Whenever a line below holds the word "کارگر", copy that line.

Excerpts from a figure dataset:
- - - -

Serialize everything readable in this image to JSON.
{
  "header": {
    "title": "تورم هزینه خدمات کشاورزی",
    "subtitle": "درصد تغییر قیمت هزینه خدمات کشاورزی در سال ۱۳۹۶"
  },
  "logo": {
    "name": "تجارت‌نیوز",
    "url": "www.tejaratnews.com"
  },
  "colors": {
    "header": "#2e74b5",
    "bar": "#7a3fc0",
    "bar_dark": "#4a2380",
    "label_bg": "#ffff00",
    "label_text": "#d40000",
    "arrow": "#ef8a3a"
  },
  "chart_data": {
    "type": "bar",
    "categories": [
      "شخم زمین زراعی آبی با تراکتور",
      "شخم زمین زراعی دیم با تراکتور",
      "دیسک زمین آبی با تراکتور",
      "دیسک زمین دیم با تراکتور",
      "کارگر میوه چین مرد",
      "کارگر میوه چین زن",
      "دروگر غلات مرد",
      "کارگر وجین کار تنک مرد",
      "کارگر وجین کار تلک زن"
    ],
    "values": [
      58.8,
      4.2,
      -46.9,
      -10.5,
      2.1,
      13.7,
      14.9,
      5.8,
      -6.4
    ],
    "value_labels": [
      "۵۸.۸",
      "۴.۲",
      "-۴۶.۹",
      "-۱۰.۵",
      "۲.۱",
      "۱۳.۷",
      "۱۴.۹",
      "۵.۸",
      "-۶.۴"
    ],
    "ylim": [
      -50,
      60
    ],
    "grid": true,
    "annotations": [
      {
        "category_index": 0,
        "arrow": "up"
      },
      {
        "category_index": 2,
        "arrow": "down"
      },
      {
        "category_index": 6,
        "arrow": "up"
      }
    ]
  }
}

- - - -

ANSWER FOR THIS EXERCISE =
      "کارگر میوه چین مرد",
      "کارگر میوه چین زن",
      "کارگر وجین کار تنک مرد",
      "کارگر وجین کار تلک زن"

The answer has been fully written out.